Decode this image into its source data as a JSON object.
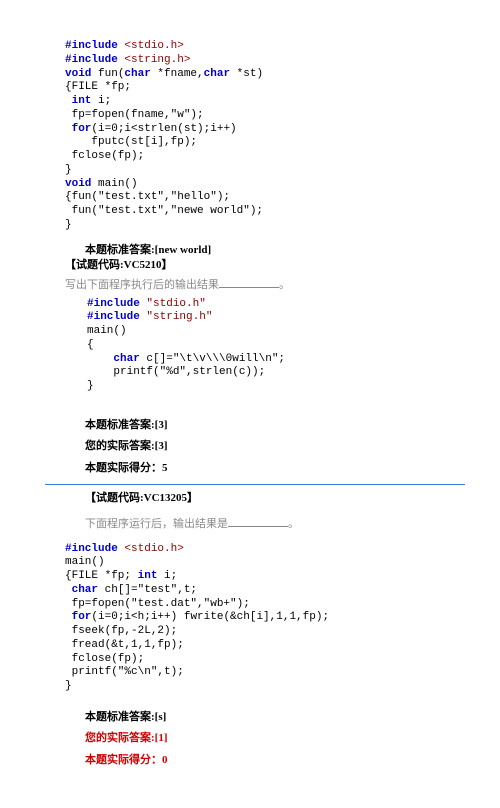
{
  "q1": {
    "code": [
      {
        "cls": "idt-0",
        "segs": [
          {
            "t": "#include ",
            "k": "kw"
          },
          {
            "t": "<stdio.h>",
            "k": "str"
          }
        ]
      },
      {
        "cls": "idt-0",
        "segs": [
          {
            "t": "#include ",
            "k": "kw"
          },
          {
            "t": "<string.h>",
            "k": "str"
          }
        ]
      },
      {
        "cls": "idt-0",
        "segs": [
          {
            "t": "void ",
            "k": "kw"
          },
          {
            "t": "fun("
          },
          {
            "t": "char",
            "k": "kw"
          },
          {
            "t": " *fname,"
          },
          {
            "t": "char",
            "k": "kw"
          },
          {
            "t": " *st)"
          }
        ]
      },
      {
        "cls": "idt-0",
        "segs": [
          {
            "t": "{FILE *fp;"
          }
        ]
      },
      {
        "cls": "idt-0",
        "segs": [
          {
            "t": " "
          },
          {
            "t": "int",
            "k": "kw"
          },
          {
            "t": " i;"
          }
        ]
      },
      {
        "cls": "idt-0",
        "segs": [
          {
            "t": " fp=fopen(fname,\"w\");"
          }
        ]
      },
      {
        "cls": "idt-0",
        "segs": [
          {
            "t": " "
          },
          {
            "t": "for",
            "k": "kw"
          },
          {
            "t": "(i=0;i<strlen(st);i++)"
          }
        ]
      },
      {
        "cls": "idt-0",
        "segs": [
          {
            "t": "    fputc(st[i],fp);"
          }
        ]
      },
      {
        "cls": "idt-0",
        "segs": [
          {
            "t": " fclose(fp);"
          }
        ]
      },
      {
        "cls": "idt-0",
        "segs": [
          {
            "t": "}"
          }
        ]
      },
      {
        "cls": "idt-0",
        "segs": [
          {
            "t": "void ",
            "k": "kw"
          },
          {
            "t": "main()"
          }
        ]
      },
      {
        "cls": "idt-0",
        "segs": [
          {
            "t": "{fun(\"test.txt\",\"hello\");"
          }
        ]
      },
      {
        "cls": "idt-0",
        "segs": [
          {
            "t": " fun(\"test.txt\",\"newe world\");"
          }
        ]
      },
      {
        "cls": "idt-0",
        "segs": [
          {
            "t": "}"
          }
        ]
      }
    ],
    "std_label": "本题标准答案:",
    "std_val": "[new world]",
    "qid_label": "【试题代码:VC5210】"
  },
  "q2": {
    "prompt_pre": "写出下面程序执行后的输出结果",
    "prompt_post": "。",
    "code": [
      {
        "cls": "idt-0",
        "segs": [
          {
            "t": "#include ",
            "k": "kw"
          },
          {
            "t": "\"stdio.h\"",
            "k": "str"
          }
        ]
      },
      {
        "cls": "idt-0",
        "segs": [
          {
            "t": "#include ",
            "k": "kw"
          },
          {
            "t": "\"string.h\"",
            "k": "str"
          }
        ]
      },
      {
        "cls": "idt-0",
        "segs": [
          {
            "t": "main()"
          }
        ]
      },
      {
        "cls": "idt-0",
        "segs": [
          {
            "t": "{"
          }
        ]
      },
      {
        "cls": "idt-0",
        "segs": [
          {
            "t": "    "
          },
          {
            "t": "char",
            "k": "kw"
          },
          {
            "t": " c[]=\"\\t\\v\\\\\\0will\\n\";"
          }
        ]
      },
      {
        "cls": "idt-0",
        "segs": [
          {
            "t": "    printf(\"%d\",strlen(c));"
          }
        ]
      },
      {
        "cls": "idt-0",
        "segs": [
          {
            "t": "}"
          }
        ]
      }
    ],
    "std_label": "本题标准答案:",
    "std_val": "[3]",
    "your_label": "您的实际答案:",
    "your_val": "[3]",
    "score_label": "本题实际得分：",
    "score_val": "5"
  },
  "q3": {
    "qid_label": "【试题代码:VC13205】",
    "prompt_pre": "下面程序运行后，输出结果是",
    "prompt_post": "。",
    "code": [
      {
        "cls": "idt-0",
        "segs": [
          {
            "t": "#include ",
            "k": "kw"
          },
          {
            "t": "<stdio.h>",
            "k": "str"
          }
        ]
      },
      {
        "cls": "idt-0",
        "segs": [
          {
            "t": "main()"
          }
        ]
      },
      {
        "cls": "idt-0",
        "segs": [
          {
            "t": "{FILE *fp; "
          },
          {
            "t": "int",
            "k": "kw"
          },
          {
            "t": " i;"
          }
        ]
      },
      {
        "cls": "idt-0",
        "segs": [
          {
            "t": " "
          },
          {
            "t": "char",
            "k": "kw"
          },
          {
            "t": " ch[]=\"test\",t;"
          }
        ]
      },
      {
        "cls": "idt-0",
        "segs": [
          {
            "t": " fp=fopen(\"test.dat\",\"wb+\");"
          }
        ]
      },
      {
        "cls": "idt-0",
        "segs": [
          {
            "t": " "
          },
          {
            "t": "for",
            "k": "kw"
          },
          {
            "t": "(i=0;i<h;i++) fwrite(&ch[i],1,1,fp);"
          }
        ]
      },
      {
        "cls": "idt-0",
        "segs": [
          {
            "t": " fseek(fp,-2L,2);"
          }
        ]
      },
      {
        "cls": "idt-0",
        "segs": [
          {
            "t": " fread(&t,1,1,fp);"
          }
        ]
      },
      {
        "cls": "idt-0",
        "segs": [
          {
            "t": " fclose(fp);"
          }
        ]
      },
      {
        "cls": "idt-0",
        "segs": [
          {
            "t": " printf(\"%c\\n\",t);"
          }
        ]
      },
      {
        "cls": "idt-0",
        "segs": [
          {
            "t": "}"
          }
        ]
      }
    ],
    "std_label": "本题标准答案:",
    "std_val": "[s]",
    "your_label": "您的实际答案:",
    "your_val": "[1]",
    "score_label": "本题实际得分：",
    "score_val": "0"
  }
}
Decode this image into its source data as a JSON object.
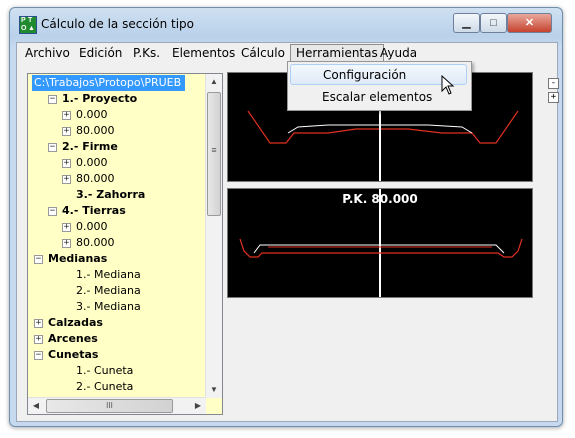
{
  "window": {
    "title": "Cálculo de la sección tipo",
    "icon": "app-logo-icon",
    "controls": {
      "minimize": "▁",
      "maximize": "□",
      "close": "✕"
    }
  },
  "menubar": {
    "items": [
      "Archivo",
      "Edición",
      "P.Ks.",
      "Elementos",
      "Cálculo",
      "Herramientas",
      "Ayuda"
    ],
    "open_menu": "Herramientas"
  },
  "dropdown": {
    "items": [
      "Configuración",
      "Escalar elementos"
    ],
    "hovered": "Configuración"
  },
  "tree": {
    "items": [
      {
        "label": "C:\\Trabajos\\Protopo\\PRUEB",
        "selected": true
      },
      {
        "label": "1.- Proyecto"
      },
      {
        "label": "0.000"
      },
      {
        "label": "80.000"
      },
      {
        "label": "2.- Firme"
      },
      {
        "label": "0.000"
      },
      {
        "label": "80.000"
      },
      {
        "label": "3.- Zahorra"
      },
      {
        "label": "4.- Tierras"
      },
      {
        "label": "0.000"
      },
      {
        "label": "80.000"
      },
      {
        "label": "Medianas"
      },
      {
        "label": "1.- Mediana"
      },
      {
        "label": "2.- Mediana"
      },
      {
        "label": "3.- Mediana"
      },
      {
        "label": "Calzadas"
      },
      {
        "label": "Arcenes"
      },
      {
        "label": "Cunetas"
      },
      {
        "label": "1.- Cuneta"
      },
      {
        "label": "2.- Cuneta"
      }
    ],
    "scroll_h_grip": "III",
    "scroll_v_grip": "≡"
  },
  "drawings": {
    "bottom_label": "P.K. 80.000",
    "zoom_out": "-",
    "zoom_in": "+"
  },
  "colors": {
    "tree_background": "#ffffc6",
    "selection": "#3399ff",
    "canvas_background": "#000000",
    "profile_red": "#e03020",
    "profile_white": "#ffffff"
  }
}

•••

### YOUR TASK
Without the pictures, restate each entry exactly.

### RESULT FOR THIS TASK
Decode this image into its source data as a JSON object.
{
  "q1": {
    "code": [
      {
        "cls": "idt-0",
        "segs": [
          {
            "t": "#include ",
            "k": "kw"
          },
          {
            "t": "<stdio.h>",
            "k": "str"
          }
        ]
      },
      {
        "cls": "idt-0",
        "segs": [
          {
            "t": "#include ",
            "k": "kw"
          },
          {
            "t": "<string.h>",
            "k": "str"
          }
        ]
      },
      {
        "cls": "idt-0",
        "segs": [
          {
            "t": "void ",
            "k": "kw"
          },
          {
            "t": "fun("
          },
          {
            "t": "char",
            "k": "kw"
          },
          {
            "t": " *fname,"
          },
          {
            "t": "char",
            "k": "kw"
          },
          {
            "t": " *st)"
          }
        ]
      },
      {
        "cls": "idt-0",
        "segs": [
          {
            "t": "{FILE *fp;"
          }
        ]
      },
      {
        "cls": "idt-0",
        "segs": [
          {
            "t": " "
          },
          {
            "t": "int",
            "k": "kw"
          },
          {
            "t": " i;"
          }
        ]
      },
      {
        "cls": "idt-0",
        "segs": [
          {
            "t": " fp=fopen(fname,\"w\");"
          }
        ]
      },
      {
        "cls": "idt-0",
        "segs": [
          {
            "t": " "
          },
          {
            "t": "for",
            "k": "kw"
          },
          {
            "t": "(i=0;i<strlen(st);i++)"
          }
        ]
      },
      {
        "cls": "idt-0",
        "segs": [
          {
            "t": "    fputc(st[i],fp);"
          }
        ]
      },
      {
        "cls": "idt-0",
        "segs": [
          {
            "t": " fclose(fp);"
          }
        ]
      },
      {
        "cls": "idt-0",
        "segs": [
          {
            "t": "}"
          }
        ]
      },
      {
        "cls": "idt-0",
        "segs": [
          {
            "t": "void ",
            "k": "kw"
          },
          {
            "t": "main()"
          }
        ]
      },
      {
        "cls": "idt-0",
        "segs": [
          {
            "t": "{fun(\"test.txt\",\"hello\");"
          }
        ]
      },
      {
        "cls": "idt-0",
        "segs": [
          {
            "t": " fun(\"test.txt\",\"newe world\");"
          }
        ]
      },
      {
        "cls": "idt-0",
        "segs": [
          {
            "t": "}"
          }
        ]
      }
    ],
    "std_label": "本题标准答案:",
    "std_val": "[new world]",
    "qid_label": "【试题代码:VC5210】"
  },
  "q2": {
    "prompt_pre": "写出下面程序执行后的输出结果",
    "prompt_post": "。",
    "code": [
      {
        "cls": "idt-0",
        "segs": [
          {
            "t": "#include ",
            "k": "kw"
          },
          {
            "t": "\"stdio.h\"",
            "k": "str"
          }
        ]
      },
      {
        "cls": "idt-0",
        "segs": [
          {
            "t": "#include ",
            "k": "kw"
          },
          {
            "t": "\"string.h\"",
            "k": "str"
          }
        ]
      },
      {
        "cls": "idt-0",
        "segs": [
          {
            "t": "main()"
          }
        ]
      },
      {
        "cls": "idt-0",
        "segs": [
          {
            "t": "{"
          }
        ]
      },
      {
        "cls": "idt-0",
        "segs": [
          {
            "t": "    "
          },
          {
            "t": "char",
            "k": "kw"
          },
          {
            "t": " c[]=\"\\t\\v\\\\\\0will\\n\";"
          }
        ]
      },
      {
        "cls": "idt-0",
        "segs": [
          {
            "t": "    printf(\"%d\",strlen(c));"
          }
        ]
      },
      {
        "cls": "idt-0",
        "segs": [
          {
            "t": "}"
          }
        ]
      }
    ],
    "std_label": "本题标准答案:",
    "std_val": "[3]",
    "your_label": "您的实际答案:",
    "your_val": "[3]",
    "score_label": "本题实际得分：",
    "score_val": "5"
  },
  "q3": {
    "qid_label": "【试题代码:VC13205】",
    "prompt_pre": "下面程序运行后，输出结果是",
    "prompt_post": "。",
    "code": [
      {
        "cls": "idt-0",
        "segs": [
          {
            "t": "#include ",
            "k": "kw"
          },
          {
            "t": "<stdio.h>",
            "k": "str"
          }
        ]
      },
      {
        "cls": "idt-0",
        "segs": [
          {
            "t": "main()"
          }
        ]
      },
      {
        "cls": "idt-0",
        "segs": [
          {
            "t": "{FILE *fp; "
          },
          {
            "t": "int",
            "k": "kw"
          },
          {
            "t": " i;"
          }
        ]
      },
      {
        "cls": "idt-0",
        "segs": [
          {
            "t": " "
          },
          {
            "t": "char",
            "k": "kw"
          },
          {
            "t": " ch[]=\"test\",t;"
          }
        ]
      },
      {
        "cls": "idt-0",
        "segs": [
          {
            "t": " fp=fopen(\"test.dat\",\"wb+\");"
          }
        ]
      },
      {
        "cls": "idt-0",
        "segs": [
          {
            "t": " "
          },
          {
            "t": "for",
            "k": "kw"
          },
          {
            "t": "(i=0;i<h;i++) fwrite(&ch[i],1,1,fp);"
          }
        ]
      },
      {
        "cls": "idt-0",
        "segs": [
          {
            "t": " fseek(fp,-2L,2);"
          }
        ]
      },
      {
        "cls": "idt-0",
        "segs": [
          {
            "t": " fread(&t,1,1,fp);"
          }
        ]
      },
      {
        "cls": "idt-0",
        "segs": [
          {
            "t": " fclose(fp);"
          }
        ]
      },
      {
        "cls": "idt-0",
        "segs": [
          {
            "t": " printf(\"%c\\n\",t);"
          }
        ]
      },
      {
        "cls": "idt-0",
        "segs": [
          {
            "t": "}"
          }
        ]
      }
    ],
    "std_label": "本题标准答案:",
    "std_val": "[s]",
    "your_label": "您的实际答案:",
    "your_val": "[1]",
    "score_label": "本题实际得分：",
    "score_val": "0"
  }
}
Decode this image into its source data as a JSON object.
{
  "window": {
    "title": "Cálculo de la sección tipo",
    "icon": "app-logo-icon",
    "controls": {
      "minimize": "▁",
      "maximize": "□",
      "close": "✕"
    }
  },
  "menubar": {
    "items": [
      "Archivo",
      "Edición",
      "P.Ks.",
      "Elementos",
      "Cálculo",
      "Herramientas",
      "Ayuda"
    ],
    "open_menu": "Herramientas"
  },
  "dropdown": {
    "items": [
      "Configuración",
      "Escalar elementos"
    ],
    "hovered": "Configuración"
  },
  "tree": {
    "items": [
      {
        "label": "C:\\Trabajos\\Protopo\\PRUEB",
        "selected": true
      },
      {
        "label": "1.- Proyecto"
      },
      {
        "label": "0.000"
      },
      {
        "label": "80.000"
      },
      {
        "label": "2.- Firme"
      },
      {
        "label": "0.000"
      },
      {
        "label": "80.000"
      },
      {
        "label": "3.- Zahorra"
      },
      {
        "label": "4.- Tierras"
      },
      {
        "label": "0.000"
      },
      {
        "label": "80.000"
      },
      {
        "label": "Medianas"
      },
      {
        "label": "1.- Mediana"
      },
      {
        "label": "2.- Mediana"
      },
      {
        "label": "3.- Mediana"
      },
      {
        "label": "Calzadas"
      },
      {
        "label": "Arcenes"
      },
      {
        "label": "Cunetas"
      },
      {
        "label": "1.- Cuneta"
      },
      {
        "label": "2.- Cuneta"
      }
    ],
    "scroll_h_grip": "III",
    "scroll_v_grip": "≡"
  },
  "drawings": {
    "bottom_label": "P.K. 80.000",
    "zoom_out": "-",
    "zoom_in": "+"
  },
  "colors": {
    "tree_background": "#ffffc6",
    "selection": "#3399ff",
    "canvas_background": "#000000",
    "profile_red": "#e03020",
    "profile_white": "#ffffff"
  }
}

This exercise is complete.